## WORK INSTRUCTIONS
In the profile of Ahmet Burak Solakel below, which clubs does the senior career list show him joining in two separate spells? List each club with the years of both spells.
(GIVEN PASSAGE)
Ahmet Burak Solakel

Personal information
- Date of birth: 1 March 1982 (age 44)
- Place of birth: İzmir, Turkey
- Height: 1.74 m (5 ft 8+1⁄2 in)
- Position: Left back

Youth career
- 1999–2002: Bucaspor
- 2002–2005: Gaziantep BB

Senior career*
- Years: Team / Apps / (Gls)
- 2005–2006: Gaziantepspor / 10 / (0)
- 2006–2008: Mardinspor / 1 / (0)
- 2008–2009: Karşıyaka / 31 / (0)
- 2009–2011: Denizlispor / 45 / (0)
- 2011–2013: Karşıyaka / 46 / (0)
- 2013: Denizlispor / 15 / (0)
- 2013–2015: Samsunspor / 44 / (1)
- 2015–2016: Adana Demirspor / 24 / (1)
- 2016: Yeni Malatyaspor / 13 / (0)
- 2017–2018: Samsunspor / 26 / (0)
- 2018–2019: Fethiyespor / 2 / (0)
- 2019–2020: Elazığspor / 19 / (0)
- 2021–2022: Viven Bornova FK

= Ahmet Burak Solakel =

Turkish footballer

Ahmet Burak Solakel (born 1 March 1982) is a Turkish former footballer who played as a defender.

==Career==
===Elazığspor===
On the final day of the January transfer market 2019, Solakel was one of 22 players, who within two hours, signed up to play for the Turkish club Elazığspor. The club had been placed under a transfer embargo but successfully managed to negotiate it with the Turkish FA, leading to them going on a mad spree of signing and registering a load of players despite not even having a permanent manager in place. In just two hours, they managed to snap up a record 22 players - 12 coming in on permanent contracts and a further 10 joining on loan deals until the end of the season.
(End GIVEN PASSAGE)
(SOURCE MATERIAL)
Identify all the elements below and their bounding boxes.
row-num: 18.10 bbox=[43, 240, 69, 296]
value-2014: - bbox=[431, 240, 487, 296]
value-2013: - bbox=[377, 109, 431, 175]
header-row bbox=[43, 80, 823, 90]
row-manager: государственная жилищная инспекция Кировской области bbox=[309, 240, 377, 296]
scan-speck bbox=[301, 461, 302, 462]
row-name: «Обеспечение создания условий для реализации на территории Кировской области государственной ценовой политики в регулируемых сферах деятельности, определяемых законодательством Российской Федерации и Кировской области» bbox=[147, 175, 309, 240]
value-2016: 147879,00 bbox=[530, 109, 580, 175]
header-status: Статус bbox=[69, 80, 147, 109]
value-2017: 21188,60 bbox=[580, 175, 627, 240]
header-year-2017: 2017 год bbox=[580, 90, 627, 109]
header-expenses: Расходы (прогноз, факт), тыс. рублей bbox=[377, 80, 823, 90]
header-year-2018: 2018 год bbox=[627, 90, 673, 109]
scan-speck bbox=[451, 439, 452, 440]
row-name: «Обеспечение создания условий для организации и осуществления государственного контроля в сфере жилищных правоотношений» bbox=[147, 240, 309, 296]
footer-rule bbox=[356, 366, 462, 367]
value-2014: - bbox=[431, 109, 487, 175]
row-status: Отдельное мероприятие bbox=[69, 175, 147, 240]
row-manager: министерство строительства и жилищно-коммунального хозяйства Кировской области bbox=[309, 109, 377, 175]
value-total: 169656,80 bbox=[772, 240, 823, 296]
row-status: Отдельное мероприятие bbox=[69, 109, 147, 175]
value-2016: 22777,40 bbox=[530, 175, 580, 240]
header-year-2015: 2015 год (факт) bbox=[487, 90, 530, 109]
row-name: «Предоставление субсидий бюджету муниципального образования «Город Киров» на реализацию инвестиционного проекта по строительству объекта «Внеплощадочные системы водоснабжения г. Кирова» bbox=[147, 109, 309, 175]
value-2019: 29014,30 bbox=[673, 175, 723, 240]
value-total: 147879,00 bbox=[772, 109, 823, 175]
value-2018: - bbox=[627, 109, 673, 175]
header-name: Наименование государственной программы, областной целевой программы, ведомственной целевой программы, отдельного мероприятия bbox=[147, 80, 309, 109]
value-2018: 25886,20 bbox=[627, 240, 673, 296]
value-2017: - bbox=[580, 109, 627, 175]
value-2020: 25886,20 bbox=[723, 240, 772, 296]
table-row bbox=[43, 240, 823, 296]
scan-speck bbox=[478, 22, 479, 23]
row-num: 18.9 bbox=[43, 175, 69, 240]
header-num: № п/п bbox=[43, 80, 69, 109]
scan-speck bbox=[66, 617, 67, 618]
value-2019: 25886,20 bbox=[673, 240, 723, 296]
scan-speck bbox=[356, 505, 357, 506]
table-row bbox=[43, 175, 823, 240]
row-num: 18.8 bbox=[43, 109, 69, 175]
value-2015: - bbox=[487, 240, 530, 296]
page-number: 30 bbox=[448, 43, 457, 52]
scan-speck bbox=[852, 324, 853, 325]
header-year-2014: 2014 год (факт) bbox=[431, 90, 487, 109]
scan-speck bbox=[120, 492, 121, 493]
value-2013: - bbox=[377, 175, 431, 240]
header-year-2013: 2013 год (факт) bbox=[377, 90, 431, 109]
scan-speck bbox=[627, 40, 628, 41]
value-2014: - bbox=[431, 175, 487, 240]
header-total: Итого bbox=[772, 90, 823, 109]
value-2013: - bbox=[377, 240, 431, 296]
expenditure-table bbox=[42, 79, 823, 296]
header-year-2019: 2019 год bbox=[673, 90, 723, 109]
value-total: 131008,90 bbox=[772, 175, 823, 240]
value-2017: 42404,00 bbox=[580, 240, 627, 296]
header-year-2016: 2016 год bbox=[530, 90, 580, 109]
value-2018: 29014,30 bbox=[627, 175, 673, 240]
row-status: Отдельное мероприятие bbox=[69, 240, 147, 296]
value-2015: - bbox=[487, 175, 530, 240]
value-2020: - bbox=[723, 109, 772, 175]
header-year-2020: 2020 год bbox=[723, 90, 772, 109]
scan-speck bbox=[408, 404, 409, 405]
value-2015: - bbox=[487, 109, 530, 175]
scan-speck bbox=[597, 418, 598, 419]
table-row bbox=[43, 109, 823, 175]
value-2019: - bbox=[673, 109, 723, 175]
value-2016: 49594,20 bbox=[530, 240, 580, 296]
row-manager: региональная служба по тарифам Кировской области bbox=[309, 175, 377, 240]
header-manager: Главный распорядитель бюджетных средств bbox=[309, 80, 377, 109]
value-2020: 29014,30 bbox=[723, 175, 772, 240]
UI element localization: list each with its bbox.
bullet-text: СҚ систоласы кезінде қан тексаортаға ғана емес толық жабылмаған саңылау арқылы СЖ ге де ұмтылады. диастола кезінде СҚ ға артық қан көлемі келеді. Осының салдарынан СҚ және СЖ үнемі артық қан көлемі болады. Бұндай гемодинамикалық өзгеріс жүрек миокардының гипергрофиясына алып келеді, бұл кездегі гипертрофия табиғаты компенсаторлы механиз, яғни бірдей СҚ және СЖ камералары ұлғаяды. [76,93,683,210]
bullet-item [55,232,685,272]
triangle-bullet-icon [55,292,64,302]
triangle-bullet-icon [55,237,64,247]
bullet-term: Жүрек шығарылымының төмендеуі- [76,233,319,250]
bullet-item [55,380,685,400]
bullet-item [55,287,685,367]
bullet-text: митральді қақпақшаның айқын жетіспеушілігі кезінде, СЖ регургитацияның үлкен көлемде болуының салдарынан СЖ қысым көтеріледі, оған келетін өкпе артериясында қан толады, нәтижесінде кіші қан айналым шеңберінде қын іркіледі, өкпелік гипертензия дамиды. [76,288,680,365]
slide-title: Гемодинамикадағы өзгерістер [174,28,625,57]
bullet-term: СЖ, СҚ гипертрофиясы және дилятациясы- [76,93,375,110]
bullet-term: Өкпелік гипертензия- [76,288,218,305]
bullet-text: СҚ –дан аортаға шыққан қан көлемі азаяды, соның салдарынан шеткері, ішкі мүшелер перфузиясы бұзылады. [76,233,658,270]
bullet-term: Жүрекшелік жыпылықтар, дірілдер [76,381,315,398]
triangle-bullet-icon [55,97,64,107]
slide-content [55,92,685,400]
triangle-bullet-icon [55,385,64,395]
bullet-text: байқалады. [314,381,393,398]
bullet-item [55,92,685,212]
(End SOURCE MATERIAL)
## SOLUTION TO THE EXERCISE
- Karşıyaka: 2008–2009 and 2011–2013
- Denizlispor: 2009–2011 and 2013
- Samsunspor: 2013–2015 and 2017–2018